__To do__: Find every line in the records below that contains the word "противодействия", and copy each such line.

__The data__:
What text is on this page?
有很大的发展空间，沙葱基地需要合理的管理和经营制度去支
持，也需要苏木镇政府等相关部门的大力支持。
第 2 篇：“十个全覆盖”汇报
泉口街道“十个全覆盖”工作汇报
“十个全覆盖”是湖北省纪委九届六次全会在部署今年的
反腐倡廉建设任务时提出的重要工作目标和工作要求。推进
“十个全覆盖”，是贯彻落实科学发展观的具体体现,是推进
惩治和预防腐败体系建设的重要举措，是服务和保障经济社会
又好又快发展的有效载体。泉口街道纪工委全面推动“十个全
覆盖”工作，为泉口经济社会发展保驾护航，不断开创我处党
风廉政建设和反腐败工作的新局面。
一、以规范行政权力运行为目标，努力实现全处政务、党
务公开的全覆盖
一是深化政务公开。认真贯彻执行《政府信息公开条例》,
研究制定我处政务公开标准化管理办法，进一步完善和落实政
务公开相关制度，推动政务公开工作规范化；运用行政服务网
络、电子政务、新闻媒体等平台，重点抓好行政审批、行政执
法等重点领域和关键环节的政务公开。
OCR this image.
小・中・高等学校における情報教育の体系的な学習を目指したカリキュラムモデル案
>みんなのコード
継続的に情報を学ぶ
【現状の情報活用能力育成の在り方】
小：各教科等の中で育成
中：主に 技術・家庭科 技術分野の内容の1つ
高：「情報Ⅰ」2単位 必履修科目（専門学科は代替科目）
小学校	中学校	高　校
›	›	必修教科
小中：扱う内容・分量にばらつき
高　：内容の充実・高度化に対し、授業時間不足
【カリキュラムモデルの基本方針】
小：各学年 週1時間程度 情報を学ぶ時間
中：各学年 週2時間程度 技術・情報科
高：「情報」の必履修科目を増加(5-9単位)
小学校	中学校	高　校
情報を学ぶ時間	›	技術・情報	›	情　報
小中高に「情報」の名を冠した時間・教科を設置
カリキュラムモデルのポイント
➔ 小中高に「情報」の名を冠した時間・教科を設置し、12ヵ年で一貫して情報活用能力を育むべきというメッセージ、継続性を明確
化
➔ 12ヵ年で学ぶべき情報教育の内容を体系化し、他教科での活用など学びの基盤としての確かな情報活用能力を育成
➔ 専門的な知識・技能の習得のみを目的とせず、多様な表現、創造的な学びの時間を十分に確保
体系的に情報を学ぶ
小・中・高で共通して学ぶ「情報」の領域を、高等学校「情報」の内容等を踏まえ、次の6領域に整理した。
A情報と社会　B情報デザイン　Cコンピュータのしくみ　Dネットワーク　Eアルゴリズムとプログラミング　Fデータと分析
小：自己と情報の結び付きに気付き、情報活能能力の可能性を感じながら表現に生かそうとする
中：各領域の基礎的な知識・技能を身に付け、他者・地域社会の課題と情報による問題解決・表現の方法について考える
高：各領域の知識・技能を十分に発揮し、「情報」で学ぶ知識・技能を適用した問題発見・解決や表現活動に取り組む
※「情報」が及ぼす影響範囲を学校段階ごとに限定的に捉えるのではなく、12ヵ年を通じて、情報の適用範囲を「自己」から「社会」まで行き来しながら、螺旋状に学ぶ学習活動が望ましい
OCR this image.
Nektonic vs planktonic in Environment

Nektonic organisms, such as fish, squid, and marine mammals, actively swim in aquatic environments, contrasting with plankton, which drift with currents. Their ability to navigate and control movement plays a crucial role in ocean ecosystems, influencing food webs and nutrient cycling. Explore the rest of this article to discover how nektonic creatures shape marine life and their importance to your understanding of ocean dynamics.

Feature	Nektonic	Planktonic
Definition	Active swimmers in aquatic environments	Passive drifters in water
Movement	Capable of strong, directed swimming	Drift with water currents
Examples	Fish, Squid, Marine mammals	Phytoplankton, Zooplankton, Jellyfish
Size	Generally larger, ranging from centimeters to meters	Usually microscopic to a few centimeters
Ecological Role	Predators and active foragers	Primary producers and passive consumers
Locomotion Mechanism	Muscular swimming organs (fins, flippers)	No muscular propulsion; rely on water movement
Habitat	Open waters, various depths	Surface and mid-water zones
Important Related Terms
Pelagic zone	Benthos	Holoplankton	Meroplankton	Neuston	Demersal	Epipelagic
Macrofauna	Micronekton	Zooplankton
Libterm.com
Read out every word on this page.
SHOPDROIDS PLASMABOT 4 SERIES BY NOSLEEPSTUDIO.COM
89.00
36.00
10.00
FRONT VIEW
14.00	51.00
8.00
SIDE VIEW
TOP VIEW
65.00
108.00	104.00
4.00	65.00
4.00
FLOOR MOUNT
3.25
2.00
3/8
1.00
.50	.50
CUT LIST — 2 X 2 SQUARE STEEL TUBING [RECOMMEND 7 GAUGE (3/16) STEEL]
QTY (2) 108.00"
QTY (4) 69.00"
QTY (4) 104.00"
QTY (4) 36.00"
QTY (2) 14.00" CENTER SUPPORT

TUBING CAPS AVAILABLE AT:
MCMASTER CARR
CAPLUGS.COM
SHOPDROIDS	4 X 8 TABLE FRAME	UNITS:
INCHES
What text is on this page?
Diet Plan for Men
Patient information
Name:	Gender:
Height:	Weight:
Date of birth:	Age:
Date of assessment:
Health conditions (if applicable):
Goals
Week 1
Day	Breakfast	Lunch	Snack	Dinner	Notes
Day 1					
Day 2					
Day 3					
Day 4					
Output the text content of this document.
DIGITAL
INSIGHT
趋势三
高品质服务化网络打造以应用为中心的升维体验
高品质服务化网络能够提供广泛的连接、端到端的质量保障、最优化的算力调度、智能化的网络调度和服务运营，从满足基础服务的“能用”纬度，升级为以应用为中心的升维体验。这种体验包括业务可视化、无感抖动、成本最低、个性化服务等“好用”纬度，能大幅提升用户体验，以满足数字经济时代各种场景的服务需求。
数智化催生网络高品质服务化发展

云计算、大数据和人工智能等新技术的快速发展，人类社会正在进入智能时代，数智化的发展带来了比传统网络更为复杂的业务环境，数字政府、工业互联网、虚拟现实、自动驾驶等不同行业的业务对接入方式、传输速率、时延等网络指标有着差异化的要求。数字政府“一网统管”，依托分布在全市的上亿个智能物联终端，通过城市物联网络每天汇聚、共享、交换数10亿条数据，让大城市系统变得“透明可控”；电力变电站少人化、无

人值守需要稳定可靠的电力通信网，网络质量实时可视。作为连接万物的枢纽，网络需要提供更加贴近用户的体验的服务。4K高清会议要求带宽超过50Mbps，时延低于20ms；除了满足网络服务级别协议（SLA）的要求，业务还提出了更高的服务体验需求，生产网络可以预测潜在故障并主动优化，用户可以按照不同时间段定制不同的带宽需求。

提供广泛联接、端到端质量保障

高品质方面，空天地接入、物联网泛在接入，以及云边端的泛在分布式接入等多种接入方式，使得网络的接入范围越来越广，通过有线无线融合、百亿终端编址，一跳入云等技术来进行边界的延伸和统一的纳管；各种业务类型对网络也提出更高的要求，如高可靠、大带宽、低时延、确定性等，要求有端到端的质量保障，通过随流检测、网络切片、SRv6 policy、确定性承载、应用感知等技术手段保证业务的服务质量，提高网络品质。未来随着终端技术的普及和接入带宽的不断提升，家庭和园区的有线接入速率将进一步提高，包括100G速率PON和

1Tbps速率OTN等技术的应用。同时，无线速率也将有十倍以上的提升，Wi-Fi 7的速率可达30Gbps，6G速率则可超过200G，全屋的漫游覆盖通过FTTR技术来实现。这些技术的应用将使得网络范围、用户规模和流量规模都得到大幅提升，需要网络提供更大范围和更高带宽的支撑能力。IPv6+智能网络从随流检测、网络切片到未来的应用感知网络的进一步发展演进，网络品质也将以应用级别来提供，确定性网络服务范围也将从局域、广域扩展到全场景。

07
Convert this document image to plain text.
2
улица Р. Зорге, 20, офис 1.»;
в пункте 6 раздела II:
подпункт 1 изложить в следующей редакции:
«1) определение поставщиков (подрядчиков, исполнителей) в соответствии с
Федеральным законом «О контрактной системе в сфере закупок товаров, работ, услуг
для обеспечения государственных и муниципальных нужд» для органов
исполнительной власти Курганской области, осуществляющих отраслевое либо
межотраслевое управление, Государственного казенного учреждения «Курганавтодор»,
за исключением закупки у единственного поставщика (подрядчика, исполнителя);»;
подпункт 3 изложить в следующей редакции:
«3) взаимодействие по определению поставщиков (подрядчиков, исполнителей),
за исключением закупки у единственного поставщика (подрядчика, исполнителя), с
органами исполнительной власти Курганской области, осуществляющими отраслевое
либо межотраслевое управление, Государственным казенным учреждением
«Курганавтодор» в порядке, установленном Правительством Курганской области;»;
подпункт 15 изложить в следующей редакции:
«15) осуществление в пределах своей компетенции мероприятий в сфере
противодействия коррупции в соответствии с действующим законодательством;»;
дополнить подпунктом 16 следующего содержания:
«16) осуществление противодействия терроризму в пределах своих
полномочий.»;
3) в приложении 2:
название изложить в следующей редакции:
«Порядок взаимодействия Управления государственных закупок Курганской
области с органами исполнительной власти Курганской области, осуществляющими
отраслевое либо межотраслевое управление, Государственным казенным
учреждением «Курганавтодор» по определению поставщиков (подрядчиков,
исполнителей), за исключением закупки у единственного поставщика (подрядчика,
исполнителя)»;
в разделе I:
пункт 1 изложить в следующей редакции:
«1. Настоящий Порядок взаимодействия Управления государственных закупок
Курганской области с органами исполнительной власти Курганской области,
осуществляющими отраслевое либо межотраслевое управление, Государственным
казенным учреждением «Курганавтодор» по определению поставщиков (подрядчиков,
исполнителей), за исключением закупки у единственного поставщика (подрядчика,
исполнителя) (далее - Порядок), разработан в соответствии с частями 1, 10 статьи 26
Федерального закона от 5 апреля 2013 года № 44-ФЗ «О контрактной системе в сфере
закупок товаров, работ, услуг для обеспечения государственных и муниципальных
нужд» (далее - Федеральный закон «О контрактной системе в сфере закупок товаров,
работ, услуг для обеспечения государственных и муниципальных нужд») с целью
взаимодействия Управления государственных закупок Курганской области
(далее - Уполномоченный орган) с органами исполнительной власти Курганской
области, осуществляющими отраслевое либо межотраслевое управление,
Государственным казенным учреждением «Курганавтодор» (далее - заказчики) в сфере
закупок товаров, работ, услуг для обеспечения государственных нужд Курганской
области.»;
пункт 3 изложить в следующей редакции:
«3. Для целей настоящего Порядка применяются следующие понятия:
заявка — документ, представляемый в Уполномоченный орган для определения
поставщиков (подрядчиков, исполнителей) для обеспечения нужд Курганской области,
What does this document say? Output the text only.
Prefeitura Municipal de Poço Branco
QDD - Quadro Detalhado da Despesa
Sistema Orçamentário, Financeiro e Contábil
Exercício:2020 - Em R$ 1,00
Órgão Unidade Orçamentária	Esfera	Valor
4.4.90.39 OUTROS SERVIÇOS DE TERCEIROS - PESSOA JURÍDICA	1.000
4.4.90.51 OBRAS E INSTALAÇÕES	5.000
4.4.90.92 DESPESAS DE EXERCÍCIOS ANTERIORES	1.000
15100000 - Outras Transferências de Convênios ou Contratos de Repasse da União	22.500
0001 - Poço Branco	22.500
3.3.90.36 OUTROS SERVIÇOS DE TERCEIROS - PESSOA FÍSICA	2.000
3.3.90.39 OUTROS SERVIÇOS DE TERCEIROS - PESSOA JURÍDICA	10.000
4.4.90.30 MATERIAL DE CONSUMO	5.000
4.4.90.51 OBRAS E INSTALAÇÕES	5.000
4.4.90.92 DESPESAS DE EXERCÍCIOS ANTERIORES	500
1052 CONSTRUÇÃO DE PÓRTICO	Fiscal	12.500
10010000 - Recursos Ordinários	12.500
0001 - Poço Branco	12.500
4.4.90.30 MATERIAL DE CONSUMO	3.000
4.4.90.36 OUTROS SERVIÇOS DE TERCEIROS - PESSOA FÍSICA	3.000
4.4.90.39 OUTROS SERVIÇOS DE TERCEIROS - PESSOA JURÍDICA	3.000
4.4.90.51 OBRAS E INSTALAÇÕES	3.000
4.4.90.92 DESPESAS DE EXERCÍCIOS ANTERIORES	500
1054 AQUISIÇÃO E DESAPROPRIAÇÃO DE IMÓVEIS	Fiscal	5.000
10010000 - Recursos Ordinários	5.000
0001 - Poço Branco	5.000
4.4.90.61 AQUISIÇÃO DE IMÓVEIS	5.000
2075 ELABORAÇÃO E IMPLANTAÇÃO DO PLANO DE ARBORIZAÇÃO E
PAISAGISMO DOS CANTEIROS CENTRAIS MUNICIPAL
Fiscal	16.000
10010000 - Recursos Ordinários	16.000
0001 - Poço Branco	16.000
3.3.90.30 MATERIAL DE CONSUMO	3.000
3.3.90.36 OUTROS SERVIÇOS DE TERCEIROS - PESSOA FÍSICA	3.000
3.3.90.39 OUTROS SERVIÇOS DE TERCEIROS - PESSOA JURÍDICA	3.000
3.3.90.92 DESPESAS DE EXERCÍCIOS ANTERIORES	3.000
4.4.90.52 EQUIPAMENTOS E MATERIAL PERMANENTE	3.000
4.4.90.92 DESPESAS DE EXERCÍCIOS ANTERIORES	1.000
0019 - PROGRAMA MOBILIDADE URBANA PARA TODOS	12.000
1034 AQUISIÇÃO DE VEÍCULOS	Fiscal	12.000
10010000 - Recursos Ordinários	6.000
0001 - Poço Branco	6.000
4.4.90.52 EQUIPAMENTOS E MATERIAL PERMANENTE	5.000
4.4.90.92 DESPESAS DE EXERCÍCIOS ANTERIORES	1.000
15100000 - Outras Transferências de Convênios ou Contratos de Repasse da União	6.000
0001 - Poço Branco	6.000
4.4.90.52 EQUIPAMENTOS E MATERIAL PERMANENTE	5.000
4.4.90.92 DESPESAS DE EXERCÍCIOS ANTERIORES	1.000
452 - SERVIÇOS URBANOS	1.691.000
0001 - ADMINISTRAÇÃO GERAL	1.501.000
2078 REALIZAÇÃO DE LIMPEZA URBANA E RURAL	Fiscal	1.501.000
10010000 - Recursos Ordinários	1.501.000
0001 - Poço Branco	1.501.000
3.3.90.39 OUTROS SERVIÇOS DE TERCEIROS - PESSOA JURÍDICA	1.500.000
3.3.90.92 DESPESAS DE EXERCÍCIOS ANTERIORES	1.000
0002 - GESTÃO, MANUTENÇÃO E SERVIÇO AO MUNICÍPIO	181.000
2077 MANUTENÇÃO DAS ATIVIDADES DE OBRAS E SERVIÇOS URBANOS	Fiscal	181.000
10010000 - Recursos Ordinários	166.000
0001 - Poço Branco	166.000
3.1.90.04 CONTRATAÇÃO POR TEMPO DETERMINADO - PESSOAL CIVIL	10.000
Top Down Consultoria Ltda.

__Exercise solution__:
противодействия коррупции в соответствии с действующим законодательством;»;
«16) осуществление противодействия терроризму в пределах своих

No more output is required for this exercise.